» What is expected:
What is the number of lines containing the word "name"? Please answer with that number and nothing more.

» Provided data:

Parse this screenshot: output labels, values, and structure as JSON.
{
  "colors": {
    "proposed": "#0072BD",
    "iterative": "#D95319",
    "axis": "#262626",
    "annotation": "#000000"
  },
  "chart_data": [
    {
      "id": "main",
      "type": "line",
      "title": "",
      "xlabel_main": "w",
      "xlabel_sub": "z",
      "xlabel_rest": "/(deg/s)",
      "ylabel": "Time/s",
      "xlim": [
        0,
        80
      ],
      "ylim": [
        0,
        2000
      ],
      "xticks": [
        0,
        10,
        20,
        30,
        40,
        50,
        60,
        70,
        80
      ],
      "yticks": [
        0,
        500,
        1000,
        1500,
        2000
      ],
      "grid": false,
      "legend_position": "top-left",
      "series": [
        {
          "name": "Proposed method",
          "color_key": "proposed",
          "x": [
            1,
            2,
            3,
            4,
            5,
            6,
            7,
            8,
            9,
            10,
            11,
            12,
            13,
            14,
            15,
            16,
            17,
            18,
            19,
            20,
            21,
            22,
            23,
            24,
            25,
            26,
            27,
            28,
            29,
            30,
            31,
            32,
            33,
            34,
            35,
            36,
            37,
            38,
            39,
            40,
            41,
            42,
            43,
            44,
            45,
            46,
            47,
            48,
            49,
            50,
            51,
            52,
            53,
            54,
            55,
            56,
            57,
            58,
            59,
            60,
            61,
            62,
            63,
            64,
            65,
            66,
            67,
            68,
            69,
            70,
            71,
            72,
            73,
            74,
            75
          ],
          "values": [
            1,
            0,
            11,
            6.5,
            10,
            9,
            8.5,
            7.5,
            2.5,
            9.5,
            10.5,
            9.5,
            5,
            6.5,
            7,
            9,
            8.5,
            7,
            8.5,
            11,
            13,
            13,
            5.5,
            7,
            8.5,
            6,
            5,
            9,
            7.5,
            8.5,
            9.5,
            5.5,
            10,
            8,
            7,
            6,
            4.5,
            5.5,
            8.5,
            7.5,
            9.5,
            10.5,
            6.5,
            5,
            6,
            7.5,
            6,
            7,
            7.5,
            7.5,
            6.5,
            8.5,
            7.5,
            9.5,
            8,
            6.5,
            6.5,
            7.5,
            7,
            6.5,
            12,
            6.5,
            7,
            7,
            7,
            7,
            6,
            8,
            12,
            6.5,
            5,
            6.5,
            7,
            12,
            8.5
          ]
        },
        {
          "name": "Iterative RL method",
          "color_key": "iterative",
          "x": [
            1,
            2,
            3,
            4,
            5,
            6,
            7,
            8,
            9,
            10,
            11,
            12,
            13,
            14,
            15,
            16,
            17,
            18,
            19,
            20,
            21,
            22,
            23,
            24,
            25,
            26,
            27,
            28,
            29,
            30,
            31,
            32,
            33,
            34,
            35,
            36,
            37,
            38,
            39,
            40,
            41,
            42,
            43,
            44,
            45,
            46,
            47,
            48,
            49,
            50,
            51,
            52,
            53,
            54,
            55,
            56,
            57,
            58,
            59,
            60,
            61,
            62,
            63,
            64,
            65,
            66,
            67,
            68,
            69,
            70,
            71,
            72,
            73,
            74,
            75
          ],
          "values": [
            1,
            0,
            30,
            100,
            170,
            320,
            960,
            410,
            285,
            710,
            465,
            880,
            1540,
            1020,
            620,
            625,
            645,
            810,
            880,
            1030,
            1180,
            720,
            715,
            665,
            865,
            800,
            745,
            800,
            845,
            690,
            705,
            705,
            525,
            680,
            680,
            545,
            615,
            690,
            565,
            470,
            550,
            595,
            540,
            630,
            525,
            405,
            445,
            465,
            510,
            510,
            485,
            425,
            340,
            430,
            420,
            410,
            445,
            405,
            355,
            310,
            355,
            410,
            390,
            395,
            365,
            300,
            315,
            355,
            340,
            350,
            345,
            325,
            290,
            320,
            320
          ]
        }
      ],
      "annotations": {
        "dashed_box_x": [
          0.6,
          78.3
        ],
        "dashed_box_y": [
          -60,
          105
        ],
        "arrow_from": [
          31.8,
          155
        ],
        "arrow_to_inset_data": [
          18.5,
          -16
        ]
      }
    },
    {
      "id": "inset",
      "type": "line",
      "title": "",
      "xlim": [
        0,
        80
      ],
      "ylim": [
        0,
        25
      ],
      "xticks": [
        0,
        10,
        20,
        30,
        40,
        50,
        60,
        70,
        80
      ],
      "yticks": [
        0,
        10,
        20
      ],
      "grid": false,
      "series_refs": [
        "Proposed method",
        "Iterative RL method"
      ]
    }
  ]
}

» Result below:
2